Retype all of the data below line for line, without changing a single character.

(Recorded data)
########

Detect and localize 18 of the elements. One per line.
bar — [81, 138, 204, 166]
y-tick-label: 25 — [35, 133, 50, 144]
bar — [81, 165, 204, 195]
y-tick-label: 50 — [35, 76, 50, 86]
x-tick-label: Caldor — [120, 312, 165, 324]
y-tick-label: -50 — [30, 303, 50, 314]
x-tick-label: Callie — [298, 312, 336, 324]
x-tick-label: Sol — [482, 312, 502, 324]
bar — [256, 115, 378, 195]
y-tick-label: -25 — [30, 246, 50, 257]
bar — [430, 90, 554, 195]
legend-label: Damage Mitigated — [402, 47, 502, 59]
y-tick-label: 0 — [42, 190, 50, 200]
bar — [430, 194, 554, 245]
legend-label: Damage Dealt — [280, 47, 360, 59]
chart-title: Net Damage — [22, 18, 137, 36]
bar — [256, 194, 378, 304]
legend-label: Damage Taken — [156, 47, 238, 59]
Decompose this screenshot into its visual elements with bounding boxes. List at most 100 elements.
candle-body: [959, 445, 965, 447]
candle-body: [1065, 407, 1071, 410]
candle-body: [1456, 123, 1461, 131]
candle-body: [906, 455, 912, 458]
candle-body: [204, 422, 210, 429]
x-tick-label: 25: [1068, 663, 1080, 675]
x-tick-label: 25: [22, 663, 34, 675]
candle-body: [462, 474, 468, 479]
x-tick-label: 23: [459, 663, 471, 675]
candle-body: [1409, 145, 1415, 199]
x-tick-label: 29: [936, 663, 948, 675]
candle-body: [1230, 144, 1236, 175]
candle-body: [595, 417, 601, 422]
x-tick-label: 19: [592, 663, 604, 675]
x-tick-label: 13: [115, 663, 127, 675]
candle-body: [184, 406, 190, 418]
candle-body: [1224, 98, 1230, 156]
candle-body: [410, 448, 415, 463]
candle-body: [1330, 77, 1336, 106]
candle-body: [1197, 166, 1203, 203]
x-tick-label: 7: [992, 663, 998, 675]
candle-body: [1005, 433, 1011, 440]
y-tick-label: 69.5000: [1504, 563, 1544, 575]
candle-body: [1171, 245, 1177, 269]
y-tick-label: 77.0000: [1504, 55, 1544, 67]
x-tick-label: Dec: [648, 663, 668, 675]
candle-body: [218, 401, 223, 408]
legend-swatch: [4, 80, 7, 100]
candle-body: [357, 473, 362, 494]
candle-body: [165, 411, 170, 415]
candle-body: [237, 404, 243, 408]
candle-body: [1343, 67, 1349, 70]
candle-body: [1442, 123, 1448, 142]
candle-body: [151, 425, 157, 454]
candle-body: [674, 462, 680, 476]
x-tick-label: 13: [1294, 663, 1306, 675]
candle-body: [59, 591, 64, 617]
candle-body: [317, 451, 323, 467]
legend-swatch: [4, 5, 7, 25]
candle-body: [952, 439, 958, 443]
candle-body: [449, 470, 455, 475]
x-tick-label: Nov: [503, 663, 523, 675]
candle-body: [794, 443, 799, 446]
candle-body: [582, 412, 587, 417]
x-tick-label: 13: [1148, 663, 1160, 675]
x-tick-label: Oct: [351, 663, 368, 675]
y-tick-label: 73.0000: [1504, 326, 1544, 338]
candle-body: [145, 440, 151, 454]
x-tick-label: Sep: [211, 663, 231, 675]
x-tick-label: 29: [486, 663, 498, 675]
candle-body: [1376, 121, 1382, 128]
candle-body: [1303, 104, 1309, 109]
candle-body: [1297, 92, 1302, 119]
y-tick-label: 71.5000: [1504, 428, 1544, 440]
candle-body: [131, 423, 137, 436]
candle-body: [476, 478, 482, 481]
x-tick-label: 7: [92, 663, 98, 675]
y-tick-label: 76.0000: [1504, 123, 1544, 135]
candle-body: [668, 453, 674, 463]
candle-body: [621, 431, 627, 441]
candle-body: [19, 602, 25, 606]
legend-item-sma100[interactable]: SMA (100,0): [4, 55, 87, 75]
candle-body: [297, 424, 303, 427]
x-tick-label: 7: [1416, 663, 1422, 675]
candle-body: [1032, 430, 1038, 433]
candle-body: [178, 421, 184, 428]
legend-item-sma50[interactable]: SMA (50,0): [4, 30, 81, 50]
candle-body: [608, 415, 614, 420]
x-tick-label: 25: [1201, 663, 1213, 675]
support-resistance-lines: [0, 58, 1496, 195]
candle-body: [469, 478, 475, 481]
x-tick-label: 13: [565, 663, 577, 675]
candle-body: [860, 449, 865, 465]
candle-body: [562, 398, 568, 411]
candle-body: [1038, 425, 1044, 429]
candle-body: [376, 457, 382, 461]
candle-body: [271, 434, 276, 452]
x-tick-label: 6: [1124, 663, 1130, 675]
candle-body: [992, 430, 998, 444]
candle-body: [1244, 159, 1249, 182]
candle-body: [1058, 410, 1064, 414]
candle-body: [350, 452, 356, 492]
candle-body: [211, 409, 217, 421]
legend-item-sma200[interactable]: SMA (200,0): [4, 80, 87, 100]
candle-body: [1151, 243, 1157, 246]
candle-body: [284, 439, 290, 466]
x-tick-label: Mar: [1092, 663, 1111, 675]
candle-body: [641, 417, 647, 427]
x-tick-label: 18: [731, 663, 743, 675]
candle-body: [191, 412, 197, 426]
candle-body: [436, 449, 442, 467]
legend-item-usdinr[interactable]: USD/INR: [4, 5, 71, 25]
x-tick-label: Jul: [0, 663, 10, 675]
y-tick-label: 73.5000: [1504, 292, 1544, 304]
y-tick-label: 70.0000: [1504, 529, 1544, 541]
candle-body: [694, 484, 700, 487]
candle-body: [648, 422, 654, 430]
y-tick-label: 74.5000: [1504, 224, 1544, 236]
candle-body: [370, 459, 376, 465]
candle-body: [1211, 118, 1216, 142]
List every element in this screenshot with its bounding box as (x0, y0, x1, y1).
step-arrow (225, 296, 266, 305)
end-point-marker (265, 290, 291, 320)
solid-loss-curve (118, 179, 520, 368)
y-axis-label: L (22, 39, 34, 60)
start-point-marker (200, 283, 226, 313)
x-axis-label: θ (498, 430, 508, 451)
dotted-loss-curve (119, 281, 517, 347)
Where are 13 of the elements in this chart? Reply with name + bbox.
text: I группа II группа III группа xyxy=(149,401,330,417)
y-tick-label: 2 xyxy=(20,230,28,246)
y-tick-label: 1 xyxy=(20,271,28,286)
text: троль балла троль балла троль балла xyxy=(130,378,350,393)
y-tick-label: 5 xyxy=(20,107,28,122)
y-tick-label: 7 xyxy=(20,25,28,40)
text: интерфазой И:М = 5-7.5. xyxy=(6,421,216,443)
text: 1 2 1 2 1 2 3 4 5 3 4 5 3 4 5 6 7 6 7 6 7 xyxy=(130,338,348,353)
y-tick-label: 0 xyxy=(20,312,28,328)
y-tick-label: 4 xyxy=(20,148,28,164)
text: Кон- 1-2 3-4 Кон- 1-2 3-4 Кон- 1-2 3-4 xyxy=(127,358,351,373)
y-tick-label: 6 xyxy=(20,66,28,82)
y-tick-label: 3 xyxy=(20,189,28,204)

########

Output for this task:
Detect and localize 18 of the elements. One per line.
bar — [81, 138, 204, 166]
y-tick-label: 25 — [35, 133, 50, 144]
bar — [81, 165, 204, 195]
y-tick-label: 50 — [35, 76, 50, 86]
x-tick-label: Caldor — [120, 312, 165, 324]
y-tick-label: -50 — [30, 303, 50, 314]
x-tick-label: Callie — [298, 312, 336, 324]
x-tick-label: Sol — [482, 312, 502, 324]
bar — [256, 115, 378, 195]
y-tick-label: -25 — [30, 246, 50, 257]
bar — [430, 90, 554, 195]
legend-label: Damage Mitigated — [402, 47, 502, 59]
y-tick-label: 0 — [42, 190, 50, 200]
bar — [430, 194, 554, 245]
legend-label: Damage Dealt — [280, 47, 360, 59]
chart-title: Net Damage — [22, 18, 137, 36]
bar — [256, 194, 378, 304]
legend-label: Damage Taken — [156, 47, 238, 59]
Decompose this screenshot into its visual elements with bounding boxes. List at most 100 elements.
candle-body: [959, 445, 965, 447]
candle-body: [1065, 407, 1071, 410]
candle-body: [1456, 123, 1461, 131]
candle-body: [906, 455, 912, 458]
candle-body: [204, 422, 210, 429]
x-tick-label: 25: [1068, 663, 1080, 675]
x-tick-label: 25: [22, 663, 34, 675]
candle-body: [462, 474, 468, 479]
x-tick-label: 23: [459, 663, 471, 675]
candle-body: [1409, 145, 1415, 199]
x-tick-label: 29: [936, 663, 948, 675]
candle-body: [1230, 144, 1236, 175]
candle-body: [595, 417, 601, 422]
x-tick-label: 19: [592, 663, 604, 675]
x-tick-label: 13: [115, 663, 127, 675]
candle-body: [184, 406, 190, 418]
candle-body: [1224, 98, 1230, 156]
candle-body: [410, 448, 415, 463]
candle-body: [1330, 77, 1336, 106]
candle-body: [1197, 166, 1203, 203]
x-tick-label: 7: [992, 663, 998, 675]
candle-body: [1005, 433, 1011, 440]
y-tick-label: 69.5000: [1504, 563, 1544, 575]
candle-body: [1171, 245, 1177, 269]
y-tick-label: 77.0000: [1504, 55, 1544, 67]
x-tick-label: Dec: [648, 663, 668, 675]
candle-body: [218, 401, 223, 408]
legend-swatch: [4, 80, 7, 100]
candle-body: [357, 473, 362, 494]
candle-body: [165, 411, 170, 415]
candle-body: [237, 404, 243, 408]
candle-body: [1343, 67, 1349, 70]
candle-body: [1442, 123, 1448, 142]
candle-body: [151, 425, 157, 454]
candle-body: [674, 462, 680, 476]
x-tick-label: 13: [1294, 663, 1306, 675]
candle-body: [59, 591, 64, 617]
candle-body: [317, 451, 323, 467]
legend-swatch: [4, 5, 7, 25]
candle-body: [952, 439, 958, 443]
candle-body: [449, 470, 455, 475]
x-tick-label: Nov: [503, 663, 523, 675]
candle-body: [794, 443, 799, 446]
candle-body: [582, 412, 587, 417]
x-tick-label: 13: [1148, 663, 1160, 675]
x-tick-label: Oct: [351, 663, 368, 675]
y-tick-label: 73.0000: [1504, 326, 1544, 338]
candle-body: [145, 440, 151, 454]
x-tick-label: Sep: [211, 663, 231, 675]
x-tick-label: 29: [486, 663, 498, 675]
candle-body: [1376, 121, 1382, 128]
candle-body: [1303, 104, 1309, 109]
candle-body: [1297, 92, 1302, 119]
y-tick-label: 71.5000: [1504, 428, 1544, 440]
candle-body: [131, 423, 137, 436]
candle-body: [476, 478, 482, 481]
x-tick-label: 7: [92, 663, 98, 675]
y-tick-label: 76.0000: [1504, 123, 1544, 135]
candle-body: [668, 453, 674, 463]
candle-body: [621, 431, 627, 441]
candle-body: [19, 602, 25, 606]
legend-item-sma100[interactable]: SMA (100,0): [4, 55, 87, 75]
candle-body: [297, 424, 303, 427]
x-tick-label: 7: [1416, 663, 1422, 675]
candle-body: [1032, 430, 1038, 433]
candle-body: [178, 421, 184, 428]
legend-item-sma50[interactable]: SMA (50,0): [4, 30, 81, 50]
candle-body: [608, 415, 614, 420]
x-tick-label: 25: [1201, 663, 1213, 675]
support-resistance-lines: [0, 58, 1496, 195]
candle-body: [469, 478, 475, 481]
x-tick-label: 13: [565, 663, 577, 675]
candle-body: [860, 449, 865, 465]
candle-body: [562, 398, 568, 411]
candle-body: [1038, 425, 1044, 429]
candle-body: [376, 457, 382, 461]
candle-body: [271, 434, 276, 452]
x-tick-label: 6: [1124, 663, 1130, 675]
candle-body: [992, 430, 998, 444]
candle-body: [1244, 159, 1249, 182]
candle-body: [1058, 410, 1064, 414]
candle-body: [350, 452, 356, 492]
candle-body: [211, 409, 217, 421]
legend-item-sma200[interactable]: SMA (200,0): [4, 80, 87, 100]
candle-body: [1151, 243, 1157, 246]
candle-body: [284, 439, 290, 466]
x-tick-label: Mar: [1092, 663, 1111, 675]
candle-body: [641, 417, 647, 427]
x-tick-label: 18: [731, 663, 743, 675]
candle-body: [191, 412, 197, 426]
candle-body: [436, 449, 442, 467]
legend-item-usdinr[interactable]: USD/INR: [4, 5, 71, 25]
x-tick-label: Jul: [0, 663, 10, 675]
y-tick-label: 73.5000: [1504, 292, 1544, 304]
y-tick-label: 70.0000: [1504, 529, 1544, 541]
candle-body: [694, 484, 700, 487]
candle-body: [648, 422, 654, 430]
y-tick-label: 74.5000: [1504, 224, 1544, 236]
candle-body: [370, 459, 376, 465]
candle-body: [1211, 118, 1216, 142]
List every element in this screenshot with its bounding box as (x0, y0, x1, y1).
step-arrow (225, 296, 266, 305)
end-point-marker (265, 290, 291, 320)
solid-loss-curve (118, 179, 520, 368)
y-axis-label: L (22, 39, 34, 60)
start-point-marker (200, 283, 226, 313)
x-axis-label: θ (498, 430, 508, 451)
dotted-loss-curve (119, 281, 517, 347)
Where are 13 of the elements in this chart? Reply with name + bbox.
text: I группа II группа III группа xyxy=(149,401,330,417)
y-tick-label: 2 xyxy=(20,230,28,246)
y-tick-label: 1 xyxy=(20,271,28,286)
text: троль балла троль балла троль балла xyxy=(130,378,350,393)
y-tick-label: 5 xyxy=(20,107,28,122)
y-tick-label: 7 xyxy=(20,25,28,40)
text: интерфазой И:М = 5-7.5. xyxy=(6,421,216,443)
text: 1 2 1 2 1 2 3 4 5 3 4 5 3 4 5 6 7 6 7 6 7 xyxy=(130,338,348,353)
y-tick-label: 0 xyxy=(20,312,28,328)
y-tick-label: 4 xyxy=(20,148,28,164)
text: Кон- 1-2 3-4 Кон- 1-2 3-4 Кон- 1-2 3-4 xyxy=(127,358,351,373)
y-tick-label: 6 xyxy=(20,66,28,82)
y-tick-label: 3 xyxy=(20,189,28,204)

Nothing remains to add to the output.